◆ TEXT SHOWN:
-- BEGIN --
And-speaking quite soberly and dispassionately-I do not hesitate to say that some of the weapons which are employed against the Church seem to me to come from within those gates. I respect the conscientious, God-fearing Protestants who, under the influence of strong delusion, feel it their duty to oppose the Church. I remember the case of Saul, afterwards called Paul, and how he persecuted the Church of God; and I do not despair of their conversion. I have only sympathy for those who are misled by prejudice and bigoted teachers. Every convert can say, with the man in the Gospel, 'Whereas I was blind now I see; and I am not sure that those who have had the happiness of being born Catholics always make sufficient allowance for the imperfect vision of those without the fold. But what shall be said in defence of those who are not ashamed to write and to publish calumnies, as foul as they are false, against priests and nuns, and the Sacraments of the Church-those 'lewd fellows of the baser sort who under the guise of religion, do not scruple to pander to the lowest and worst of passions by the circulation of filthy fictions of which Maria Monk is by no means the worst-of works which, so far as I know, are to be found in only two places in London-in the shop of a Protestant publisher, and in a street which has for years obtained an evil notoriety for the sale of indecent literature. I am not going to name these books: but if anyone is anxious, for any good purpose, to know to what I refer, I am ready to tell him. Some years since, one of the worst of these was seized and condemned as an indecent publication; since then, the Protestant purveyors of pornographic publications have been more careful to keep within the letter of the law, although it is not long since the editor of Truth-by no means a scrupulous purist- denounced some of their wares as outraging decency. These and the highly spiced lectures 'to men or 'to womenonly-appeal to a certain class of persons; and I call upon all decent men and women, be they Jew, Turk, heretic, or infidel-and above all, upon Mr. Collette, who was at one time intimately connected with a body called the Society for the Suppression of Vice-to dissociate themselves from any part in the wholesale propagation of indecency which is carried on in the name of religion. The cause must indeed be a bad and a hopeless one which can stoop to avail itself of weapons such as these.

But I will not refer further to a hateful kind of warfare with which very few will sympathize. I will rather briefly apply to two among the many schools of thought in the Establishment the remarks which I have made.
-- END --
◆ DATA SEGMENT:
-- BEGIN --
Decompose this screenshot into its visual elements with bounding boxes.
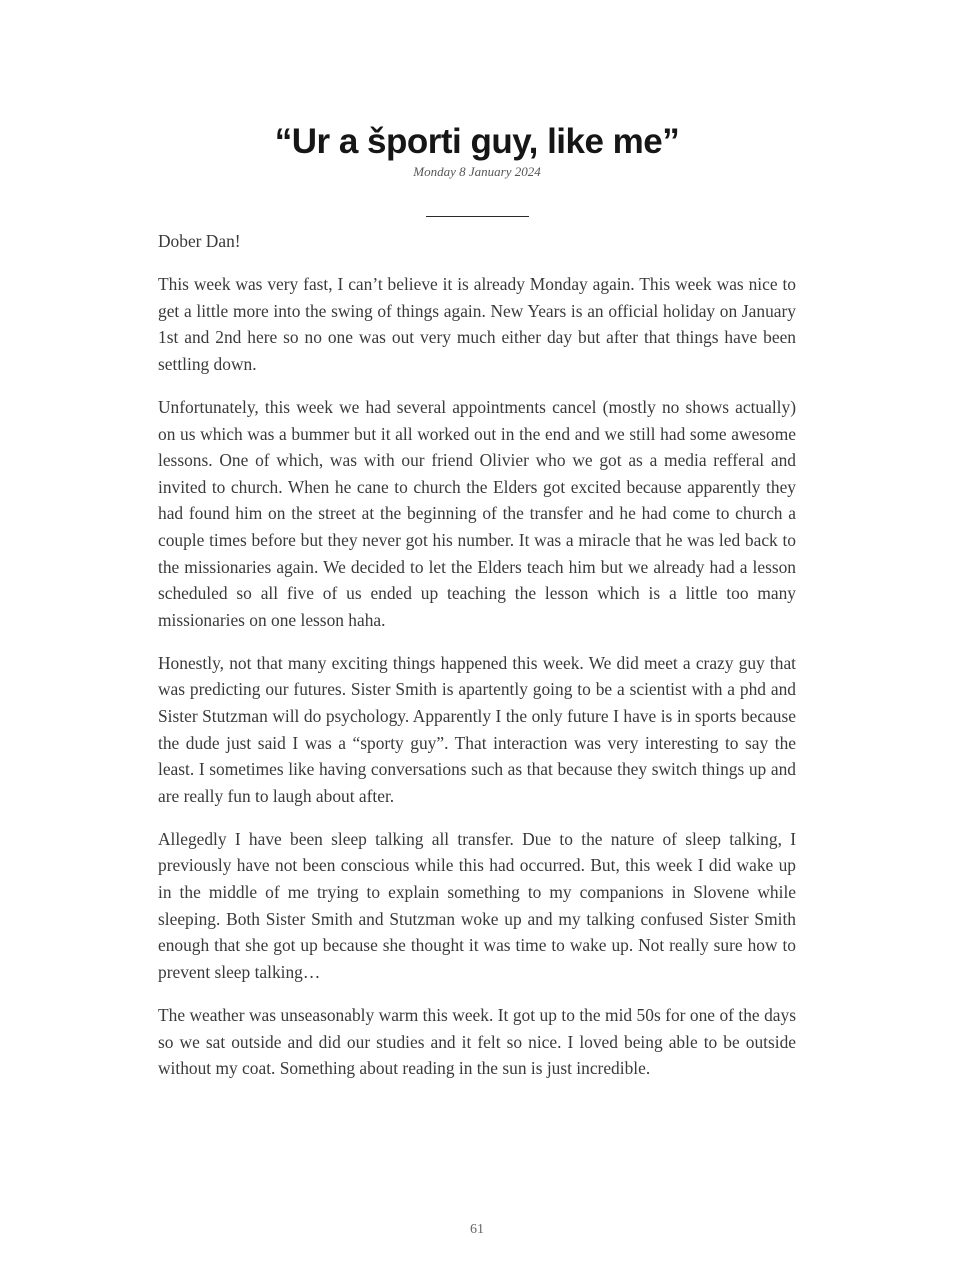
-- END --
◆ REQUIRED WORK:
From the passage about attacks on the Church, reproduce everything from "But I will not" down to "I have made.", word for word.

◆ FULL RESPONSE:
But I will not refer further to a hateful kind of warfare with which very few will sympathize. I will rather briefly apply to two among the many schools of thought in the Establishment the remarks which I have made.